##### EXERCISE INPUTS

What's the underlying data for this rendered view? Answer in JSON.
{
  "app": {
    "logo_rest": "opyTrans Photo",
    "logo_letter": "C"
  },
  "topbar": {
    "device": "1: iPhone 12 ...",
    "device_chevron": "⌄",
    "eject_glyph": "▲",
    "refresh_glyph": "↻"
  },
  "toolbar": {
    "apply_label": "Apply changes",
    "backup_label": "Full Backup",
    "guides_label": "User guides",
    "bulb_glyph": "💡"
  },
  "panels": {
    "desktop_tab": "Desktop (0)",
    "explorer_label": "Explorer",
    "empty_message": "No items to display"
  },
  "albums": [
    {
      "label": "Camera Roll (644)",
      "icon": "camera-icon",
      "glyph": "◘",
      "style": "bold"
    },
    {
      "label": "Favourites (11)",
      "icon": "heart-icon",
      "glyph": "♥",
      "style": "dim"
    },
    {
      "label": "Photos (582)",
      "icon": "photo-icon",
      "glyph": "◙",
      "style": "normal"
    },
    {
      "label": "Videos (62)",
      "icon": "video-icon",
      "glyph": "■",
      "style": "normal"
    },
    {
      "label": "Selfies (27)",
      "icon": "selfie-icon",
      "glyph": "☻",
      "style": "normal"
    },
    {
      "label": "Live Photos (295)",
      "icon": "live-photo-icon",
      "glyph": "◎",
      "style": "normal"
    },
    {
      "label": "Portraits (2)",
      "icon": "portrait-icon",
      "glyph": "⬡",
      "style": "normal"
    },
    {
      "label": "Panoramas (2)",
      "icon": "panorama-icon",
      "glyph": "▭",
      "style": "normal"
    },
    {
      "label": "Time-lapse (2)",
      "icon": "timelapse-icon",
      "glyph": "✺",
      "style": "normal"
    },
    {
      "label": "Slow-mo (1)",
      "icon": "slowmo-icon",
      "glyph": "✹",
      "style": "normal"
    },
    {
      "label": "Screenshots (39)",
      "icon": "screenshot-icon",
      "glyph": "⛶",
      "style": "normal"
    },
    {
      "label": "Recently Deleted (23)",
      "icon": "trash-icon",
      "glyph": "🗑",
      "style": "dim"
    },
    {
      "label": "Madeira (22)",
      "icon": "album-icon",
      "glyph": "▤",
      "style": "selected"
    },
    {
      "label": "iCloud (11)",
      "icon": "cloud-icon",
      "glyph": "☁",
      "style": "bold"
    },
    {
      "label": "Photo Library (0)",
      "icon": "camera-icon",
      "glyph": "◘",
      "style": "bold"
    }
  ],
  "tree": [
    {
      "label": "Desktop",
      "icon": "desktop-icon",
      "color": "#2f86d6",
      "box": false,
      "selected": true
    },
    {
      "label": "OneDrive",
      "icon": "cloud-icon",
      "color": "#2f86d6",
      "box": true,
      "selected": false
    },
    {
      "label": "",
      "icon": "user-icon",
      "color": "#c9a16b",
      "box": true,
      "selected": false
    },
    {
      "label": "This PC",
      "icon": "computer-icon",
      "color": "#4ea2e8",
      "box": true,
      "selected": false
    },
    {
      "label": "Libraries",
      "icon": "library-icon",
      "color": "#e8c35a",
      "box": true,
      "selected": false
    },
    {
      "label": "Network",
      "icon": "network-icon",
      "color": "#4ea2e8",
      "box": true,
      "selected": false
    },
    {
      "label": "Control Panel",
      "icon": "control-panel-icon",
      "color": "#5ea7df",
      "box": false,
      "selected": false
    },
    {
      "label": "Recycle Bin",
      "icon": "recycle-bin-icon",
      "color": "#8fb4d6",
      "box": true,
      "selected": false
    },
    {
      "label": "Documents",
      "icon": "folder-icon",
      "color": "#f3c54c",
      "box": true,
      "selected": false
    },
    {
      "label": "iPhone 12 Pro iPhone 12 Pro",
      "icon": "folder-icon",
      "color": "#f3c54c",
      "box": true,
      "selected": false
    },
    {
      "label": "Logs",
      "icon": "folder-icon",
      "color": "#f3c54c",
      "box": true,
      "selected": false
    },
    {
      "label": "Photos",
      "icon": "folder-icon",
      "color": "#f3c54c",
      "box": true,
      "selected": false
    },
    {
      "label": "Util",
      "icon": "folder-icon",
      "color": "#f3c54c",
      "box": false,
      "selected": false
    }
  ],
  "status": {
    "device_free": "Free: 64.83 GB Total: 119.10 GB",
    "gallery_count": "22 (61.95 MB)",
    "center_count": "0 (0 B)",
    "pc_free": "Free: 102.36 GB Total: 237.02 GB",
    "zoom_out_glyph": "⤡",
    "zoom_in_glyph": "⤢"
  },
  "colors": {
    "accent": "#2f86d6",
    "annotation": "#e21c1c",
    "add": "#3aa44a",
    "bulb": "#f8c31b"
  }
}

##########

### TO BE DONE
Each line of the listing should be copied exactly.

### REPLY TO THE TASK
What's the underlying data for this rendered view? Answer in JSON.
{
  "app": {
    "logo_rest": "opyTrans Photo",
    "logo_letter": "C"
  },
  "topbar": {
    "device": "1: iPhone 12 ...",
    "device_chevron": "⌄",
    "eject_glyph": "▲",
    "refresh_glyph": "↻"
  },
  "toolbar": {
    "apply_label": "Apply changes",
    "backup_label": "Full Backup",
    "guides_label": "User guides",
    "bulb_glyph": "💡"
  },
  "panels": {
    "desktop_tab": "Desktop (0)",
    "explorer_label": "Explorer",
    "empty_message": "No items to display"
  },
  "albums": [
    {
      "label": "Camera Roll (644)",
      "icon": "camera-icon",
      "glyph": "◘",
      "style": "bold"
    },
    {
      "label": "Favourites (11)",
      "icon": "heart-icon",
      "glyph": "♥",
      "style": "dim"
    },
    {
      "label": "Photos (582)",
      "icon": "photo-icon",
      "glyph": "◙",
      "style": "normal"
    },
    {
      "label": "Videos (62)",
      "icon": "video-icon",
      "glyph": "■",
      "style": "normal"
    },
    {
      "label": "Selfies (27)",
      "icon": "selfie-icon",
      "glyph": "☻",
      "style": "normal"
    },
    {
      "label": "Live Photos (295)",
      "icon": "live-photo-icon",
      "glyph": "◎",
      "style": "normal"
    },
    {
      "label": "Portraits (2)",
      "icon": "portrait-icon",
      "glyph": "⬡",
      "style": "normal"
    },
    {
      "label": "Panoramas (2)",
      "icon": "panorama-icon",
      "glyph": "▭",
      "style": "normal"
    },
    {
      "label": "Time-lapse (2)",
      "icon": "timelapse-icon",
      "glyph": "✺",
      "style": "normal"
    },
    {
      "label": "Slow-mo (1)",
      "icon": "slowmo-icon",
      "glyph": "✹",
      "style": "normal"
    },
    {
      "label": "Screenshots (39)",
      "icon": "screenshot-icon",
      "glyph": "⛶",
      "style": "normal"
    },
    {
      "label": "Recently Deleted (23)",
      "icon": "trash-icon",
      "glyph": "🗑",
      "style": "dim"
    },
    {
      "label": "Madeira (22)",
      "icon": "album-icon",
      "glyph": "▤",
      "style": "selected"
    },
    {
      "label": "iCloud (11)",
      "icon": "cloud-icon",
      "glyph": "☁",
      "style": "bold"
    },
    {
      "label": "Photo Library (0)",
      "icon": "camera-icon",
      "glyph": "◘",
      "style": "bold"
    }
  ],
  "tree": [
    {
      "label": "Desktop",
      "icon": "desktop-icon",
      "color": "#2f86d6",
      "box": false,
      "selected": true
    },
    {
      "label": "OneDrive",
      "icon": "cloud-icon",
      "color": "#2f86d6",
      "box": true,
      "selected": false
    },
    {
      "label": "",
      "icon": "user-icon",
      "color": "#c9a16b",
      "box": true,
      "selected": false
    },
    {
      "label": "This PC",
      "icon": "computer-icon",
      "color": "#4ea2e8",
      "box": true,
      "selected": false
    },
    {
      "label": "Libraries",
      "icon": "library-icon",
      "color": "#e8c35a",
      "box": true,
      "selected": false
    },
    {
      "label": "Network",
      "icon": "network-icon",
      "color": "#4ea2e8",
      "box": true,
      "selected": false
    },
    {
      "label": "Control Panel",
      "icon": "control-panel-icon",
      "color": "#5ea7df",
      "box": false,
      "selected": false
    },
    {
      "label": "Recycle Bin",
      "icon": "recycle-bin-icon",
      "color": "#8fb4d6",
      "box": true,
      "selected": false
    },
    {
      "label": "Documents",
      "icon": "folder-icon",
      "color": "#f3c54c",
      "box": true,
      "selected": false
    },
    {
      "label": "iPhone 12 Pro iPhone 12 Pro",
      "icon": "folder-icon",
      "color": "#f3c54c",
      "box": true,
      "selected": false
    },
    {
      "label": "Logs",
      "icon": "folder-icon",
      "color": "#f3c54c",
      "box": true,
      "selected": false
    },
    {
      "label": "Photos",
      "icon": "folder-icon",
      "color": "#f3c54c",
      "box": true,
      "selected": false
    },
    {
      "label": "Util",
      "icon": "folder-icon",
      "color": "#f3c54c",
      "box": false,
      "selected": false
    }
  ],
  "status": {
    "device_free": "Free: 64.83 GB Total: 119.10 GB",
    "gallery_count": "22 (61.95 MB)",
    "center_count": "0 (0 B)",
    "pc_free": "Free: 102.36 GB Total: 237.02 GB",
    "zoom_out_glyph": "⤡",
    "zoom_in_glyph": "⤢"
  },
  "colors": {
    "accent": "#2f86d6",
    "annotation": "#e21c1c",
    "add": "#3aa44a",
    "bulb": "#f8c31b"
  }
}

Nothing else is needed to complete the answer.